(Exercise instructions): Note how many lines contain "beer" and give that number, with nothing else.

(Provided material):
*-*-*

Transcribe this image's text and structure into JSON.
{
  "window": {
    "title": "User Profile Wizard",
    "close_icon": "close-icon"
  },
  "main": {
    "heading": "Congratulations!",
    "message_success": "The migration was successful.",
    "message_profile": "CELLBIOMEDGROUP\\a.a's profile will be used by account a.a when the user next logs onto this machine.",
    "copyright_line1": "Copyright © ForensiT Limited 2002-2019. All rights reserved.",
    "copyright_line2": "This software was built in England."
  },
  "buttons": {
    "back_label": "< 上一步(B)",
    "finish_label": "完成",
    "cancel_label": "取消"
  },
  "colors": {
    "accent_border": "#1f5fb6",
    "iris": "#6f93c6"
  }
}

*-*-*

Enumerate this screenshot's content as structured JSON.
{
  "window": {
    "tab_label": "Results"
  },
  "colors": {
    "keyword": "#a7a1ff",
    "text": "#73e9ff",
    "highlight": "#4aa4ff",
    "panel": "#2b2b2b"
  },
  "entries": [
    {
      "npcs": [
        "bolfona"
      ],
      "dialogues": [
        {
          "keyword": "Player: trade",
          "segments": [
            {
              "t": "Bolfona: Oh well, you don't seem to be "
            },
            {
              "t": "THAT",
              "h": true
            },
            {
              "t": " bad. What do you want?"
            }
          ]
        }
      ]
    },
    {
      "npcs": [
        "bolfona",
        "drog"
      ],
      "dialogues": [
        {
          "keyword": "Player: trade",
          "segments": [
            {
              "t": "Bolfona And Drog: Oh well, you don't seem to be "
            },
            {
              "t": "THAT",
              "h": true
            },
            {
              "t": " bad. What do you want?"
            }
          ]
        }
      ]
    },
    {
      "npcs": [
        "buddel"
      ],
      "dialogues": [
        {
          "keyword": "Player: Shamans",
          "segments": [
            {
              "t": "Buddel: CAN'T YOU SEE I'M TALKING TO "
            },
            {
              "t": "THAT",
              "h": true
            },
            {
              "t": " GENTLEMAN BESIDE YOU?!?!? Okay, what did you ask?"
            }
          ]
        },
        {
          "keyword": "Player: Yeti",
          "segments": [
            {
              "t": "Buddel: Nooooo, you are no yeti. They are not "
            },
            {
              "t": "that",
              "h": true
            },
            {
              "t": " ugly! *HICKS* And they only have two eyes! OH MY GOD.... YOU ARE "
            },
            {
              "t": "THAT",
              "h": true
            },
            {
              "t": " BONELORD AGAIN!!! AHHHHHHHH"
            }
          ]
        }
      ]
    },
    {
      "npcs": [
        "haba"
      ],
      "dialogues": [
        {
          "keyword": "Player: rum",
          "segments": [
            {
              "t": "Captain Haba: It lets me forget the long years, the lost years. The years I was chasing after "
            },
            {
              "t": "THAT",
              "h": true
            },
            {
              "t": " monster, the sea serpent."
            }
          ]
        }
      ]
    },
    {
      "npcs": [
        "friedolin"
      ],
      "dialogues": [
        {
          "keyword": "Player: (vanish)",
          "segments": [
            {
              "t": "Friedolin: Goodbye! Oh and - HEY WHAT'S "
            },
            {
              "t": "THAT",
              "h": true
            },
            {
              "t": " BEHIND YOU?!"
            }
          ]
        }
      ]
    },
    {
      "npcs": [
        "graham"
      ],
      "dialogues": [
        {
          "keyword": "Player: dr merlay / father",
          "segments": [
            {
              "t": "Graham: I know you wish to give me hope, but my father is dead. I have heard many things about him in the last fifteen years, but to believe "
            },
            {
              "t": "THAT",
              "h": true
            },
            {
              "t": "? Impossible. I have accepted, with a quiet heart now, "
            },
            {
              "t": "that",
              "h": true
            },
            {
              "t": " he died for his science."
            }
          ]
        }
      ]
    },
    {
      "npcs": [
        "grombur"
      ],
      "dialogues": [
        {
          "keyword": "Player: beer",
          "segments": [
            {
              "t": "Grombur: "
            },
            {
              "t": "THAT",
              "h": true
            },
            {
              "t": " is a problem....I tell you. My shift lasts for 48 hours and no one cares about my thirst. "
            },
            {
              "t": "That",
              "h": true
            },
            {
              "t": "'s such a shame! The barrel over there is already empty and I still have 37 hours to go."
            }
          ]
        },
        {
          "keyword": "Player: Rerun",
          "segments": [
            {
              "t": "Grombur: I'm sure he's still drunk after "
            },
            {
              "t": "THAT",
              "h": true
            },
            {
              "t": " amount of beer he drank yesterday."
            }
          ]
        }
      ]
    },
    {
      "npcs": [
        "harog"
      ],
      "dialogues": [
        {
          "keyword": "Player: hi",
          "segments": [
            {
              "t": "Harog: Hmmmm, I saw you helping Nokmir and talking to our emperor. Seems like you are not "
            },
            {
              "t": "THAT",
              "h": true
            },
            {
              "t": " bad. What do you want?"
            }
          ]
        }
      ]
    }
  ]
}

*-*-*

(Exercise output): 2